__Problem description__:
Retype the data below line for line, changing nothing, and leave out the pictures.

__Working data__:

— begin —

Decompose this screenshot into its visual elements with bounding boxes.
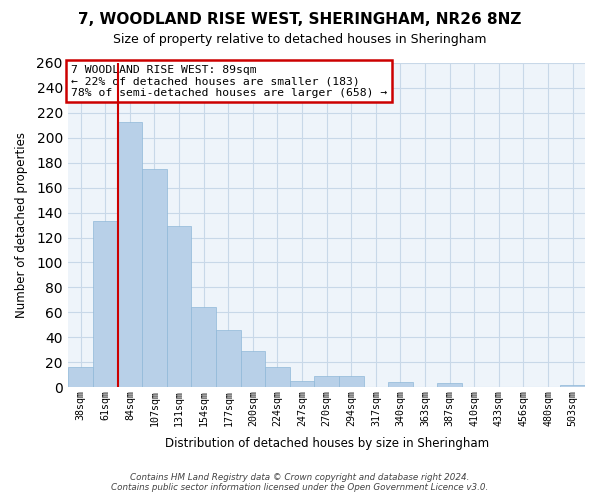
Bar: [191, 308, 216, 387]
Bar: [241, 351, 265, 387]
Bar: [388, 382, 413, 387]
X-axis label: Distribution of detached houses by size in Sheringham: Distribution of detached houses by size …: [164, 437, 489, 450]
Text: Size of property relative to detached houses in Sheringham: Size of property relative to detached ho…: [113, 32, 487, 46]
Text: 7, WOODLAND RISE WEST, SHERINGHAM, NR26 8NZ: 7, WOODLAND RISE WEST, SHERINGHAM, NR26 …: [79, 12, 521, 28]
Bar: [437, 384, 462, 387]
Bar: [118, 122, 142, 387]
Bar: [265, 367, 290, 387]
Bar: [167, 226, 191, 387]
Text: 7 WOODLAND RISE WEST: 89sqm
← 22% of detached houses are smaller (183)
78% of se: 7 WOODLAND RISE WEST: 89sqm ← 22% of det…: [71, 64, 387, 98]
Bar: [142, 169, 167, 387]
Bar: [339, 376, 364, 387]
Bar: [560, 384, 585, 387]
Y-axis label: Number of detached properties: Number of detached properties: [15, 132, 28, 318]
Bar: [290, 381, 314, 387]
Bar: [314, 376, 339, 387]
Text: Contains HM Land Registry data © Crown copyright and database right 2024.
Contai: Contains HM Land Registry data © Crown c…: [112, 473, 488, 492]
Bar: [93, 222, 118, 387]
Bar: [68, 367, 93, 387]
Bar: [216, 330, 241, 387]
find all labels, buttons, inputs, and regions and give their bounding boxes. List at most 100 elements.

— end —

__Expected output__:
Decompose this screenshot into its visual elements with bounding boxes.
Bar: [191, 308, 216, 387]
Bar: [241, 351, 265, 387]
Bar: [388, 382, 413, 387]
X-axis label: Distribution of detached houses by size in Sheringham: Distribution of detached houses by size …: [164, 437, 489, 450]
Text: Size of property relative to detached houses in Sheringham: Size of property relative to detached ho…: [113, 32, 487, 46]
Text: 7, WOODLAND RISE WEST, SHERINGHAM, NR26 8NZ: 7, WOODLAND RISE WEST, SHERINGHAM, NR26 …: [79, 12, 521, 28]
Bar: [437, 384, 462, 387]
Bar: [118, 122, 142, 387]
Bar: [265, 367, 290, 387]
Bar: [167, 226, 191, 387]
Text: 7 WOODLAND RISE WEST: 89sqm
← 22% of detached houses are smaller (183)
78% of se: 7 WOODLAND RISE WEST: 89sqm ← 22% of det…: [71, 64, 387, 98]
Bar: [142, 169, 167, 387]
Bar: [339, 376, 364, 387]
Bar: [560, 384, 585, 387]
Y-axis label: Number of detached properties: Number of detached properties: [15, 132, 28, 318]
Bar: [290, 381, 314, 387]
Bar: [314, 376, 339, 387]
Text: Contains HM Land Registry data © Crown copyright and database right 2024.
Contai: Contains HM Land Registry data © Crown c…: [112, 473, 488, 492]
Bar: [93, 222, 118, 387]
Bar: [68, 367, 93, 387]
Bar: [216, 330, 241, 387]
find all labels, buttons, inputs, and regions and give their bounding boxes. List at most 100 elements.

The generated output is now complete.